Dataset records →
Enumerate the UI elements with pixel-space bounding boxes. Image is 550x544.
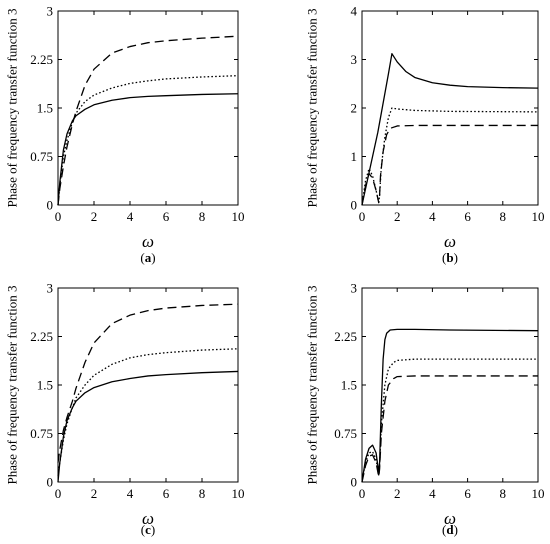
y-tick-label: 0	[351, 198, 358, 213]
y-tick-label: 2.25	[30, 329, 53, 344]
panel-c: 0 2 4 6 8 10 0 0.75 1.5 2.25 3 Phase of frequency t…	[5, 281, 245, 538]
x-tick-label: 2	[394, 486, 401, 501]
x-tick-label: 8	[500, 209, 507, 224]
series-line-solid	[57, 370, 239, 483]
caption-letter: a	[145, 250, 152, 265]
x-tick-label: 10	[532, 486, 545, 501]
caption-letter: d	[446, 522, 454, 537]
caption-open: (	[442, 250, 446, 265]
panel-caption: (d)	[442, 522, 458, 537]
y-tick-label: 0	[47, 198, 54, 213]
x-tick-label: 8	[500, 486, 507, 501]
y-tick-label: 1.5	[37, 101, 53, 116]
x-tick-label: 4	[429, 486, 436, 501]
x-tick-label: 6	[464, 209, 471, 224]
x-axis-label: ω	[444, 232, 456, 251]
y-axis-label: Phase of frequency transfer function 3	[305, 9, 320, 208]
panel-b: 0 2 4 6 8 10 0 1 2 3 4 Phase of frequency transfer …	[305, 4, 545, 266]
series-line-solid	[361, 328, 539, 483]
caption-open: (	[140, 250, 144, 265]
y-axis-label: Phase of frequency transfer function 3	[5, 9, 20, 208]
x-tick-label: 0	[55, 486, 62, 501]
x-tick-label: 8	[199, 486, 206, 501]
panel-caption: (a)	[140, 250, 155, 265]
x-tick-label: 2	[91, 486, 98, 501]
series-line-solid	[57, 93, 239, 206]
x-tick-label: 4	[127, 209, 134, 224]
series-line-dashed	[57, 303, 239, 463]
x-tick-label: 6	[163, 209, 170, 224]
x-tick-label: 8	[199, 209, 206, 224]
series-line-dotted	[57, 75, 239, 206]
y-tick-label: 3	[351, 281, 358, 296]
panel-caption: (c)	[141, 522, 155, 537]
y-tick-label: 3	[47, 4, 54, 19]
x-tick-label: 6	[464, 486, 471, 501]
x-tick-label: 10	[532, 209, 545, 224]
plot-frame	[361, 10, 539, 206]
y-tick-label: 0	[47, 475, 54, 490]
y-tick-label: 4	[351, 4, 358, 19]
series-line-dotted	[361, 358, 538, 483]
caption-letter: b	[446, 250, 453, 265]
x-tick-label: 2	[394, 209, 401, 224]
y-tick-label: 0.75	[334, 426, 357, 441]
x-tick-label: 6	[163, 486, 170, 501]
caption-open: (	[442, 522, 446, 537]
x-tick-label: 4	[127, 486, 134, 501]
caption-open: (	[141, 522, 145, 537]
plot-frame	[57, 10, 239, 206]
y-tick-label: 1.5	[341, 378, 357, 393]
y-tick-label: 1.5	[37, 378, 53, 393]
x-axis-label: ω	[142, 509, 154, 528]
series-line-dashed	[361, 124, 538, 206]
x-axis-label: ω	[142, 232, 154, 251]
y-tick-label: 2	[351, 101, 358, 116]
x-axis-label: ω	[444, 509, 456, 528]
series-line-dotted	[57, 348, 239, 476]
panel-d: 0 2 4 6 8 10 0 0.75 1.5 2.25 3 Phase of frequency t…	[305, 281, 545, 538]
panel-caption: (b)	[442, 250, 458, 265]
x-tick-label: 10	[232, 209, 245, 224]
y-tick-label: 3	[351, 52, 358, 67]
series-line-dashed	[361, 375, 538, 483]
caption-close: )	[454, 522, 458, 537]
y-axis-label: Phase of frequency transfer function 3	[305, 286, 320, 485]
y-tick-label: 0.75	[30, 426, 53, 441]
y-axis-label: Phase of frequency transfer function 3	[5, 286, 20, 485]
panel-a: 0 2 4 6 8 10 0 0.75 1.5 2.25 3 Phase of frequency t…	[5, 4, 245, 266]
x-tick-label: 4	[429, 209, 436, 224]
caption-close: )	[454, 250, 458, 265]
caption-letter: c	[145, 522, 151, 537]
y-tick-label: 3	[47, 281, 54, 296]
y-tick-label: 2.25	[334, 329, 357, 344]
series-line-solid	[361, 53, 539, 206]
series-line-dotted	[361, 107, 539, 206]
y-tick-label: 0.75	[30, 149, 53, 164]
x-tick-label: 0	[359, 209, 366, 224]
series-line-dashed	[57, 35, 239, 206]
x-tick-label: 0	[359, 486, 366, 501]
caption-close: )	[151, 522, 155, 537]
caption-close: )	[151, 250, 155, 265]
y-tick-label: 0	[351, 475, 358, 490]
y-tick-label: 1	[351, 149, 358, 164]
x-tick-label: 2	[91, 209, 98, 224]
x-tick-label: 0	[55, 209, 62, 224]
x-tick-label: 10	[232, 486, 245, 501]
y-tick-label: 2.25	[30, 52, 53, 67]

Directive →
Return all of the lines above word for word, leaving out the picture.

Exercise output →
Enumerate the UI elements with pixel-space bounding boxes. Image is 550x544.
y-tick-label: 0	[351, 198, 358, 213]
y-tick-label: 2.25	[30, 329, 53, 344]
panel-c: 0 2 4 6 8 10 0 0.75 1.5 2.25 3 Phase of frequency t…	[5, 281, 245, 538]
x-tick-label: 2	[394, 486, 401, 501]
x-tick-label: 8	[500, 209, 507, 224]
series-line-solid	[57, 370, 239, 483]
caption-letter: a	[145, 250, 152, 265]
x-tick-label: 10	[532, 486, 545, 501]
caption-letter: d	[446, 522, 454, 537]
caption-open: (	[442, 250, 446, 265]
panel-caption: (d)	[442, 522, 458, 537]
y-tick-label: 0	[47, 198, 54, 213]
x-tick-label: 8	[500, 486, 507, 501]
y-tick-label: 1.5	[37, 101, 53, 116]
x-tick-label: 4	[429, 486, 436, 501]
x-tick-label: 6	[464, 209, 471, 224]
x-axis-label: ω	[444, 232, 456, 251]
y-axis-label: Phase of frequency transfer function 3	[305, 9, 320, 208]
panel-b: 0 2 4 6 8 10 0 1 2 3 4 Phase of frequency transfer …	[305, 4, 545, 266]
series-line-solid	[361, 328, 539, 483]
caption-open: (	[140, 250, 144, 265]
y-axis-label: Phase of frequency transfer function 3	[5, 9, 20, 208]
x-tick-label: 0	[55, 486, 62, 501]
x-tick-label: 8	[199, 486, 206, 501]
panel-caption: (a)	[140, 250, 155, 265]
x-tick-label: 2	[91, 486, 98, 501]
series-line-solid	[57, 93, 239, 206]
x-tick-label: 4	[127, 209, 134, 224]
series-line-dashed	[57, 303, 239, 463]
x-tick-label: 6	[163, 209, 170, 224]
x-tick-label: 8	[199, 209, 206, 224]
series-line-dotted	[57, 75, 239, 206]
y-tick-label: 3	[351, 281, 358, 296]
panel-caption: (c)	[141, 522, 155, 537]
y-tick-label: 3	[47, 4, 54, 19]
x-tick-label: 6	[464, 486, 471, 501]
x-tick-label: 10	[532, 209, 545, 224]
plot-frame	[361, 10, 539, 206]
y-tick-label: 0	[47, 475, 54, 490]
y-tick-label: 4	[351, 4, 358, 19]
series-line-dotted	[361, 358, 538, 483]
caption-letter: b	[446, 250, 453, 265]
x-tick-label: 2	[394, 209, 401, 224]
y-tick-label: 0.75	[334, 426, 357, 441]
x-tick-label: 6	[163, 486, 170, 501]
caption-open: (	[442, 522, 446, 537]
x-tick-label: 4	[127, 486, 134, 501]
caption-open: (	[141, 522, 145, 537]
plot-frame	[57, 10, 239, 206]
y-tick-label: 1.5	[341, 378, 357, 393]
y-tick-label: 1.5	[37, 378, 53, 393]
x-axis-label: ω	[142, 509, 154, 528]
series-line-dashed	[361, 124, 538, 206]
x-axis-label: ω	[142, 232, 154, 251]
y-tick-label: 2	[351, 101, 358, 116]
x-axis-label: ω	[444, 509, 456, 528]
series-line-dotted	[57, 348, 239, 476]
panel-d: 0 2 4 6 8 10 0 0.75 1.5 2.25 3 Phase of frequency t…	[305, 281, 545, 538]
panel-caption: (b)	[442, 250, 458, 265]
x-tick-label: 10	[232, 209, 245, 224]
y-tick-label: 3	[351, 52, 358, 67]
series-line-dashed	[361, 375, 538, 483]
caption-close: )	[454, 522, 458, 537]
y-axis-label: Phase of frequency transfer function 3	[305, 286, 320, 485]
y-tick-label: 0.75	[30, 426, 53, 441]
y-axis-label: Phase of frequency transfer function 3	[5, 286, 20, 485]
panel-a: 0 2 4 6 8 10 0 0.75 1.5 2.25 3 Phase of frequency t…	[5, 4, 245, 266]
x-tick-label: 4	[429, 209, 436, 224]
caption-close: )	[454, 250, 458, 265]
caption-letter: c	[145, 522, 151, 537]
y-tick-label: 3	[47, 281, 54, 296]
y-tick-label: 2.25	[334, 329, 357, 344]
series-line-solid	[361, 53, 539, 206]
series-line-dotted	[361, 107, 539, 206]
y-tick-label: 0.75	[30, 149, 53, 164]
x-tick-label: 0	[359, 209, 366, 224]
series-line-dashed	[57, 35, 239, 206]
x-tick-label: 0	[359, 486, 366, 501]
caption-close: )	[151, 522, 155, 537]
caption-close: )	[151, 250, 155, 265]
y-tick-label: 0	[351, 475, 358, 490]
y-tick-label: 1	[351, 149, 358, 164]
x-tick-label: 2	[91, 209, 98, 224]
x-tick-label: 0	[55, 209, 62, 224]
x-tick-label: 10	[232, 486, 245, 501]
y-tick-label: 2.25	[30, 52, 53, 67]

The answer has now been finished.